Short task =>
Below are records; work out how many of their lines hold the string "стандартам" and give that number alone.

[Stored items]
───

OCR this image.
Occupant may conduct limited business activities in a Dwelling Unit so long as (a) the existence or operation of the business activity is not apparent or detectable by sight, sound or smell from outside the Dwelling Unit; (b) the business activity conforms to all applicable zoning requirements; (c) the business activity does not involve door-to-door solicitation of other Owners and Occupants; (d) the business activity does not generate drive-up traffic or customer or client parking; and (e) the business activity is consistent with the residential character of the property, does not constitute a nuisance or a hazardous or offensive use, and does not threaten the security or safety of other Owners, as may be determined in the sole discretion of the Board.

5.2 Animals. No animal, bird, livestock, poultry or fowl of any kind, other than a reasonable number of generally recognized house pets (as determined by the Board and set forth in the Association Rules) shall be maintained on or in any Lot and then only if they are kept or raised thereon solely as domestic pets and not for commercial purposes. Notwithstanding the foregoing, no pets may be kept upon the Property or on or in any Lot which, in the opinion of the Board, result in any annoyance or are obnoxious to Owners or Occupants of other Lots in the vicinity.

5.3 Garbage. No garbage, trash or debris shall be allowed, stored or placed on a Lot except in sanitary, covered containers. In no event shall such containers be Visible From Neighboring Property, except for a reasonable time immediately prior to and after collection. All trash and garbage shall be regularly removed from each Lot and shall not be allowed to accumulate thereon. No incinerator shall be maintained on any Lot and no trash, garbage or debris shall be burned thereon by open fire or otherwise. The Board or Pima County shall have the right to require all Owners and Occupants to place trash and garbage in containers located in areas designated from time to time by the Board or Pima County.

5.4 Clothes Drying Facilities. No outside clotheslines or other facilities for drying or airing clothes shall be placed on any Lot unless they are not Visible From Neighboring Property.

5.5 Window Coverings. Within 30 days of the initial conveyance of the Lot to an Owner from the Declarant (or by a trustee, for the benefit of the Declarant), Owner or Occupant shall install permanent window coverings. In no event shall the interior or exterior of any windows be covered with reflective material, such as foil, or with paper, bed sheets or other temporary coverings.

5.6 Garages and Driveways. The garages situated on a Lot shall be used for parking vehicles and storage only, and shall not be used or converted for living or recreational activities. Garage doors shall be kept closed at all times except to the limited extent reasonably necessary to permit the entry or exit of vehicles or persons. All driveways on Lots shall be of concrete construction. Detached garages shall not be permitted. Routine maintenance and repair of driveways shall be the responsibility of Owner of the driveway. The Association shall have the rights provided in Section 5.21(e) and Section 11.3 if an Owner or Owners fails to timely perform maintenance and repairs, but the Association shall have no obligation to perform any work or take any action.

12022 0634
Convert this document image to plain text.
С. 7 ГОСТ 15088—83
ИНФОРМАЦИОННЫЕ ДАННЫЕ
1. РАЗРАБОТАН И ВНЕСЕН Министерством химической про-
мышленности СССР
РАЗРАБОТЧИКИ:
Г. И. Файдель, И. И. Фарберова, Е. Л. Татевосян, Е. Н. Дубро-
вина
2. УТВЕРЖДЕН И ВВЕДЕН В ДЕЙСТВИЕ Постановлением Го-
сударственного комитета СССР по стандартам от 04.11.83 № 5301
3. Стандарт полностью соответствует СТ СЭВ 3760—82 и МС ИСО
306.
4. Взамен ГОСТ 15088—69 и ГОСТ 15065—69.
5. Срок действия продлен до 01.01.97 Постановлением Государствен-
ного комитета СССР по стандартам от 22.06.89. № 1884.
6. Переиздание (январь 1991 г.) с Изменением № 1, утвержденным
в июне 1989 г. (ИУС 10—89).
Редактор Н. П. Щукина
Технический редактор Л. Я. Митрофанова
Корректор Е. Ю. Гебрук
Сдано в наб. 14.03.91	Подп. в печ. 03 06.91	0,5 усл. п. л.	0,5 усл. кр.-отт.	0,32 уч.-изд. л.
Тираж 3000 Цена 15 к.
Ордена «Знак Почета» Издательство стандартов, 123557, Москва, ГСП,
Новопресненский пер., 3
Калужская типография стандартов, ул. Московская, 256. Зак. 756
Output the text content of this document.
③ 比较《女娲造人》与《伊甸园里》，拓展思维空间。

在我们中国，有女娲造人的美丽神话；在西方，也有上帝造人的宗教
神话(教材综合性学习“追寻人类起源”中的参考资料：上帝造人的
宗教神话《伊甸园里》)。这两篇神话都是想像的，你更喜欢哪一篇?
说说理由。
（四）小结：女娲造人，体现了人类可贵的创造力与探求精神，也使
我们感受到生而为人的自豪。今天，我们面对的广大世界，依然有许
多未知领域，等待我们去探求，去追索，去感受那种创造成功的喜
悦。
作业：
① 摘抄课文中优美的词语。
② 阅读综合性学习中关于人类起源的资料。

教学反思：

───

Complete response =>
2